# Dataset extract:

________________

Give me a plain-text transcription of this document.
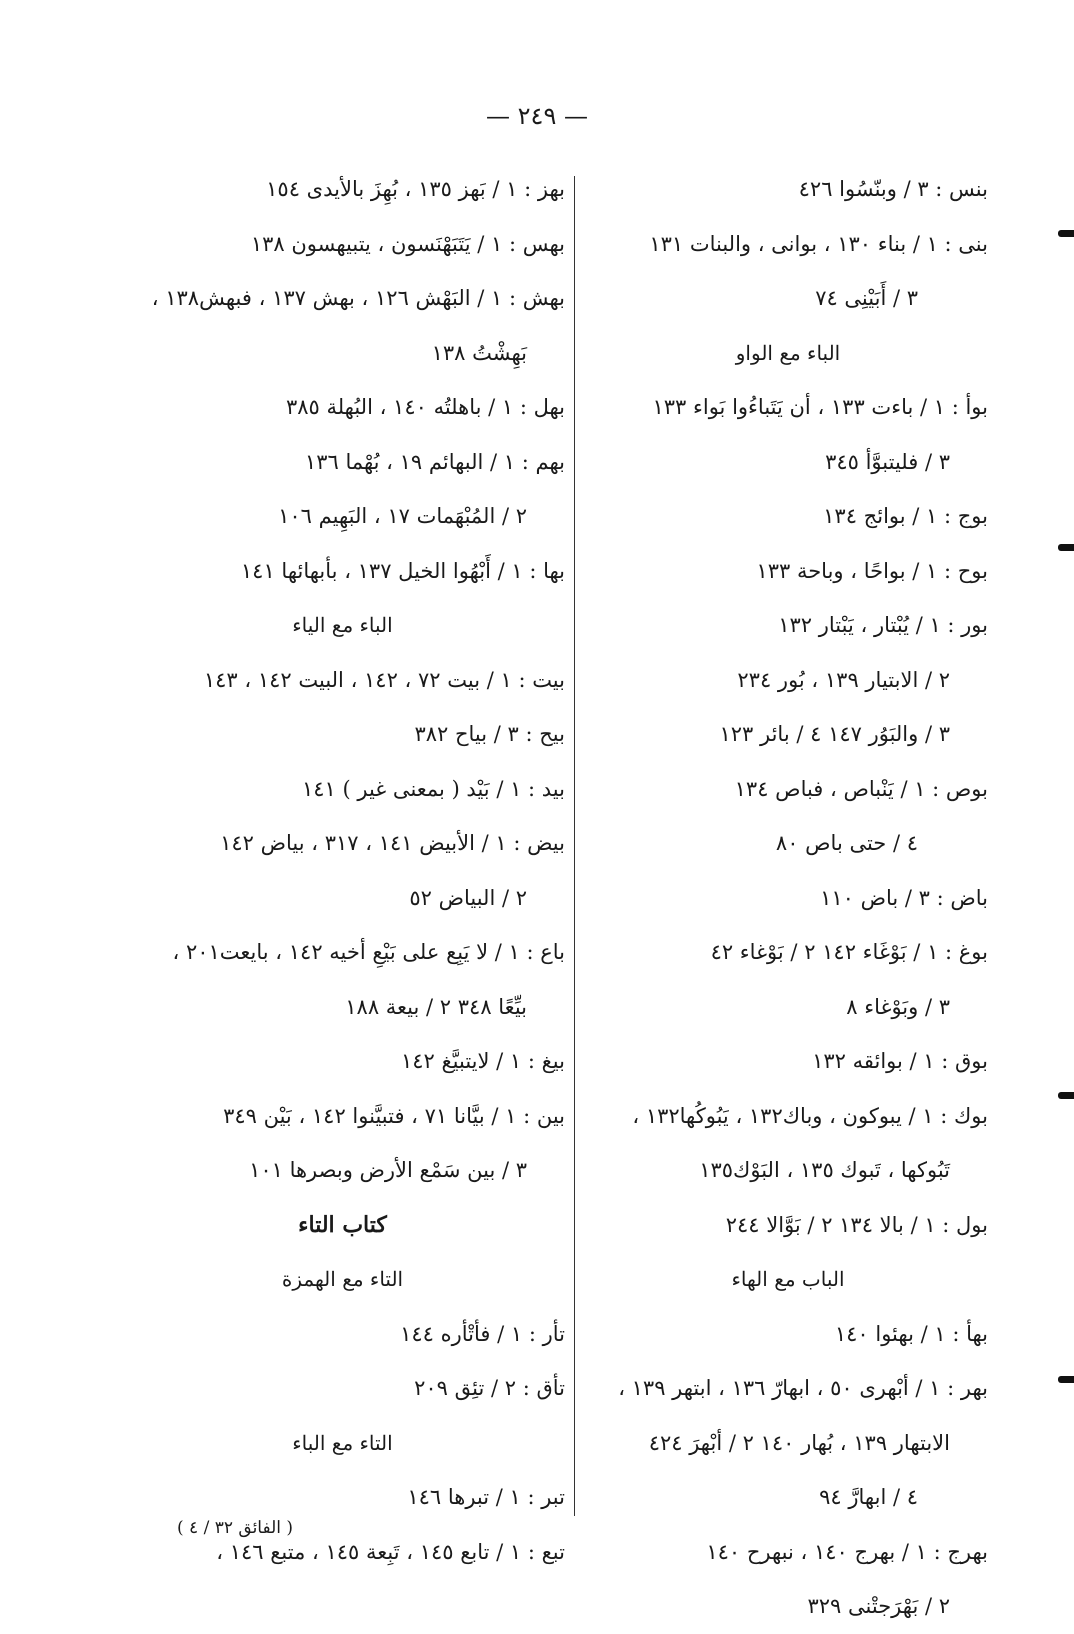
— ٢٤٩ —
بنس : ٣ / وبنّسُوا ٤٢٦
بنى : ١ / بناء ١٣٠ ، بوانى ، والبنات ١٣١
٣ / أَبَيْنِى ٧٤
الباء مع الواو
بوأ : ١ / باءت ١٣٣ ، أن يَتَباءُوا بَواء ١٣٣
٣ / فليتبوَّأ ٣٤٥
بوج : ١ / بوائج ١٣٤
بوح : ١ / بواحًا ، وباحة ١٣٣
بور : ١ / يُبْتار ، يَبْتار ١٣٢
٢ / الابتيار ١٣٩ ، بُور ٢٣٤
٣ / والبَوُر ١٤٧ ٤ / بائر ١٢٣
بوص : ١ / يَنْباص ، فباص ١٣٤
٤ / حتى باص ٨٠
باض : ٣ / باض ١١٠
بوغ : ١ / بَوْغَاء ١٤٢ ٢ / بَوْغاء ٤٢
٣ / وبَوْغاء ٨
بوق : ١ / بوائقه ١٣٢
بوك : ١ / يبوكون ، وباك١٣٢ ، يَبُوكُها١٣٢ ،
تَبُوكها ، تَبوك ١٣٥ ، البَوْك١٣٥
بول : ١ / بالا ١٣٤ ٢ / بَوَّالا ٢٤٤
الباب مع الهاء
بهأ : ١ / بهئوا ١٤٠
بهر : ١ / أبْهرى ٥٠ ، ابهارّ ١٣٦ ، ابتهر ١٣٩ ،
الابتهار ١٣٩ ، بُهار ١٤٠ ٢ / أبْهرَ ٤٢٤
٤ / ابهارَّ ٩٤
بهرج : ١ / بهرج ١٤٠ ، نبهرح ١٤٠
٢ / بَهْرَجتْنى ٣٢٩
بهز : ١ / بَهز ١٣٥ ، بُهِزَ بالأيدى ١٥٤
بهس : ١ / يَتَبَهْنَسون ، يتبيهسون ١٣٨
بهش : ١ / البَهْش ١٢٦ ، بهش ١٣٧ ، فبهش١٣٨ ،
بَهِشْتُ ١٣٨
بهل : ١ / باهلتُه ١٤٠ ، البُهلة ٣٨٥
بهم : ١ / البهائم ١٩ ، بُهْما ١٣٦
٢ / المُبْهَمات ١٧ ، البَهِيم ١٠٦
بها : ١ / أَبْهُوا الخيل ١٣٧ ، بأبهائها ١٤١
الباء مع الياء
بيت : ١ / بيت ٧٢ ، ١٤٢ ، البيت ١٤٢ ، ١٤٣
بيح : ٣ / بياح ٣٨٢
بيد : ١ / بَيْد ( بمعنى غير ) ١٤١
بيض : ١ / الأبيض ١٤١ ، ٣١٧ ، بياض ١٤٢
٢ / البياض ٥٢
باع : ١ / لا يَبِع على بَيْعِ أخيه ١٤٢ ، بايعت٢٠١ ،
بيِّعًا ٣٤٨ ٢ / بيعة ١٨٨
بيغ : ١ / لايتبيَّغ ١٤٢
بين : ١ / بيَّانا ٧١ ، فتبيَّنوا ١٤٢ ، بَيْن ٣٤٩
٣ / بين سَمْع الأرض وبصرها ١٠١
كتاب التاء
التاء مع الهمزة
تأر : ١ / فأتْأره ١٤٤
تأق : ٢ / تئِق ٢٠٩
التاء مع الباء
تبر : ١ / تبرها ١٤٦
تبع : ١ / تابع ١٤٥ ، تَبِعة ١٤٥ ، متبع ١٤٦ ،
( الفائق ٣٢ / ٤ )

________________

# Given problem:
Would you return the data exactly as written, without the pictures?

# Correct answer:
Give me a plain-text transcription of this document.
— ٢٤٩ —
بنس : ٣ / وبنّسُوا ٤٢٦
بنى : ١ / بناء ١٣٠ ، بوانى ، والبنات ١٣١
٣ / أَبَيْنِى ٧٤
الباء مع الواو
بوأ : ١ / باءت ١٣٣ ، أن يَتَباءُوا بَواء ١٣٣
٣ / فليتبوَّأ ٣٤٥
بوج : ١ / بوائج ١٣٤
بوح : ١ / بواحًا ، وباحة ١٣٣
بور : ١ / يُبْتار ، يَبْتار ١٣٢
٢ / الابتيار ١٣٩ ، بُور ٢٣٤
٣ / والبَوُر ١٤٧ ٤ / بائر ١٢٣
بوص : ١ / يَنْباص ، فباص ١٣٤
٤ / حتى باص ٨٠
باض : ٣ / باض ١١٠
بوغ : ١ / بَوْغَاء ١٤٢ ٢ / بَوْغاء ٤٢
٣ / وبَوْغاء ٨
بوق : ١ / بوائقه ١٣٢
بوك : ١ / يبوكون ، وباك١٣٢ ، يَبُوكُها١٣٢ ،
تَبُوكها ، تَبوك ١٣٥ ، البَوْك١٣٥
بول : ١ / بالا ١٣٤ ٢ / بَوَّالا ٢٤٤
الباب مع الهاء
بهأ : ١ / بهئوا ١٤٠
بهر : ١ / أبْهرى ٥٠ ، ابهارّ ١٣٦ ، ابتهر ١٣٩ ،
الابتهار ١٣٩ ، بُهار ١٤٠ ٢ / أبْهرَ ٤٢٤
٤ / ابهارَّ ٩٤
بهرج : ١ / بهرج ١٤٠ ، نبهرح ١٤٠
٢ / بَهْرَجتْنى ٣٢٩
بهز : ١ / بَهز ١٣٥ ، بُهِزَ بالأيدى ١٥٤
بهس : ١ / يَتَبَهْنَسون ، يتبيهسون ١٣٨
بهش : ١ / البَهْش ١٢٦ ، بهش ١٣٧ ، فبهش١٣٨ ،
بَهِشْتُ ١٣٨
بهل : ١ / باهلتُه ١٤٠ ، البُهلة ٣٨٥
بهم : ١ / البهائم ١٩ ، بُهْما ١٣٦
٢ / المُبْهَمات ١٧ ، البَهِيم ١٠٦
بها : ١ / أَبْهُوا الخيل ١٣٧ ، بأبهائها ١٤١
الباء مع الياء
بيت : ١ / بيت ٧٢ ، ١٤٢ ، البيت ١٤٢ ، ١٤٣
بيح : ٣ / بياح ٣٨٢
بيد : ١ / بَيْد ( بمعنى غير ) ١٤١
بيض : ١ / الأبيض ١٤١ ، ٣١٧ ، بياض ١٤٢
٢ / البياض ٥٢
باع : ١ / لا يَبِع على بَيْعِ أخيه ١٤٢ ، بايعت٢٠١ ،
بيِّعًا ٣٤٨ ٢ / بيعة ١٨٨
بيغ : ١ / لايتبيَّغ ١٤٢
بين : ١ / بيَّانا ٧١ ، فتبيَّنوا ١٤٢ ، بَيْن ٣٤٩
٣ / بين سَمْع الأرض وبصرها ١٠١
كتاب التاء
التاء مع الهمزة
تأر : ١ / فأتْأره ١٤٤
تأق : ٢ / تئِق ٢٠٩
التاء مع الباء
تبر : ١ / تبرها ١٤٦
تبع : ١ / تابع ١٤٥ ، تَبِعة ١٤٥ ، متبع ١٤٦ ،
( الفائق ٣٢ / ٤ )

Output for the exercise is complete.